LISTED ENTRIES:
"""

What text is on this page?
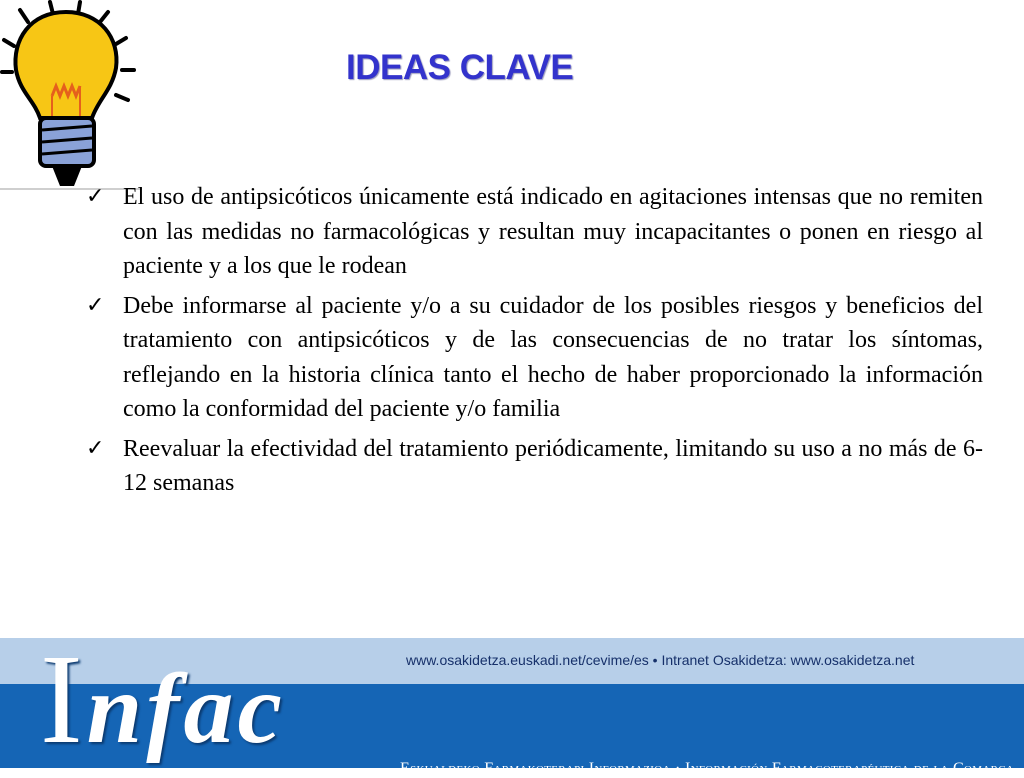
IDEAS CLAVE
✓ El uso de antipsicóticos únicamente está indicado en agitaciones intensas que no remiten con las medidas no farmacológicas y resultan muy incapacitantes o ponen en riesgo al paciente y a los que le rodean
✓ Debe informarse al paciente y/o a su cuidador de los posibles riesgos y beneficios del tratamiento con antipsicóticos y de las consecuencias de no tratar los síntomas, reflejando en la historia clínica tanto el hecho de haber proporcionado la información como la conformidad del paciente y/o familia
✓ Reevaluar la efectividad del tratamiento periódicamente, limitando su uso a no más de 6-12 semanas
www.osakidetza.euskadi.net/cevime/es • Intranet Osakidetza: www.osakidetza.net
Eskualdeko Farmakoterapi Informazioa · Información Farmacoterapéutica de la Comarca
Infac
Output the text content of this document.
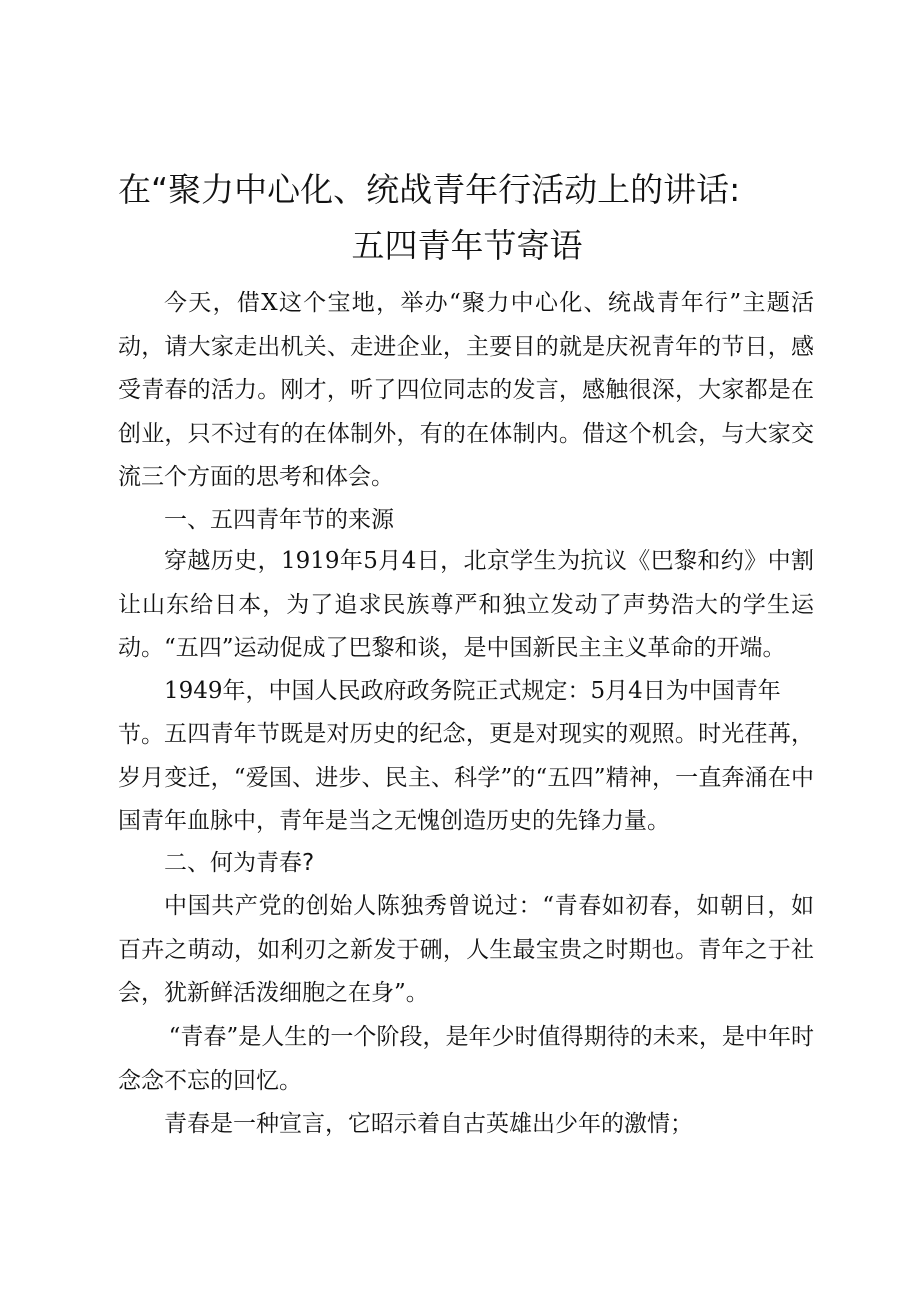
在“聚力中心化、统战青年行活动上的讲话:
五四青年节寄语

今天，借X这个宝地，举办“聚力中心化、统战青年行”主题活动，请大家走出机关、走进企业，主要目的就是庆祝青年的节日，感受青春的活力。刚才，听了四位同志的发言，感触很深，大家都是在创业，只不过有的在体制外，有的在体制内。借这个机会，与大家交流三个方面的思考和体会。

一、五四青年节的来源

穿越历史，1919年5月4日，北京学生为抗议《巴黎和约》中割让山东给日本，为了追求民族尊严和独立发动了声势浩大的学生运动。“五四”运动促成了巴黎和谈，是中国新民主主义革命的开端。

1949年，中国人民政府政务院正式规定：5月4日为中国青年节。 五四青年节既是对历史的纪念，更是对现实的观照。时光荏苒，岁月变迁，“爱国、进步、民主、科学”的“五四”精神，一直奔涌在中国青年血脉中，青年是当之无愧创造历史的先锋力量。

二、何为青春?

中国共产党的创始人陈独秀曾说过：“青春如初春，如朝日，如百卉之萌动，如利刃之新发于硎，人生最宝贵之时期也。青年之于社会，犹新鲜活泼细胞之在身”。

“青春”是人生的一个阶段，是年少时值得期待的未来，是中年时念念不忘的回忆。

青春是一种宣言，它昭示着自古英雄出少年的激情；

"""

EXERCISE: Leave out the pictures and output every record above precisely as given.

FINAL RESULT:
What text is on this page?
IDEAS CLAVE
✓ El uso de antipsicóticos únicamente está indicado en agitaciones intensas que no remiten con las medidas no farmacológicas y resultan muy incapacitantes o ponen en riesgo al paciente y a los que le rodean
✓ Debe informarse al paciente y/o a su cuidador de los posibles riesgos y beneficios del tratamiento con antipsicóticos y de las consecuencias de no tratar los síntomas, reflejando en la historia clínica tanto el hecho de haber proporcionado la información como la conformidad del paciente y/o familia
✓ Reevaluar la efectividad del tratamiento periódicamente, limitando su uso a no más de 6-12 semanas
www.osakidetza.euskadi.net/cevime/es • Intranet Osakidetza: www.osakidetza.net
Eskualdeko Farmakoterapi Informazioa · Información Farmacoterapéutica de la Comarca
Infac
Output the text content of this document.
在“聚力中心化、统战青年行活动上的讲话:
五四青年节寄语

今天，借X这个宝地，举办“聚力中心化、统战青年行”主题活动，请大家走出机关、走进企业，主要目的就是庆祝青年的节日，感受青春的活力。刚才，听了四位同志的发言，感触很深，大家都是在创业，只不过有的在体制外，有的在体制内。借这个机会，与大家交流三个方面的思考和体会。

一、五四青年节的来源

穿越历史，1919年5月4日，北京学生为抗议《巴黎和约》中割让山东给日本，为了追求民族尊严和独立发动了声势浩大的学生运动。“五四”运动促成了巴黎和谈，是中国新民主主义革命的开端。

1949年，中国人民政府政务院正式规定：5月4日为中国青年节。 五四青年节既是对历史的纪念，更是对现实的观照。时光荏苒，岁月变迁，“爱国、进步、民主、科学”的“五四”精神，一直奔涌在中国青年血脉中，青年是当之无愧创造历史的先锋力量。

二、何为青春?

中国共产党的创始人陈独秀曾说过：“青春如初春，如朝日，如百卉之萌动，如利刃之新发于硎，人生最宝贵之时期也。青年之于社会，犹新鲜活泼细胞之在身”。

“青春”是人生的一个阶段，是年少时值得期待的未来，是中年时念念不忘的回忆。

青春是一种宣言，它昭示着自古英雄出少年的激情；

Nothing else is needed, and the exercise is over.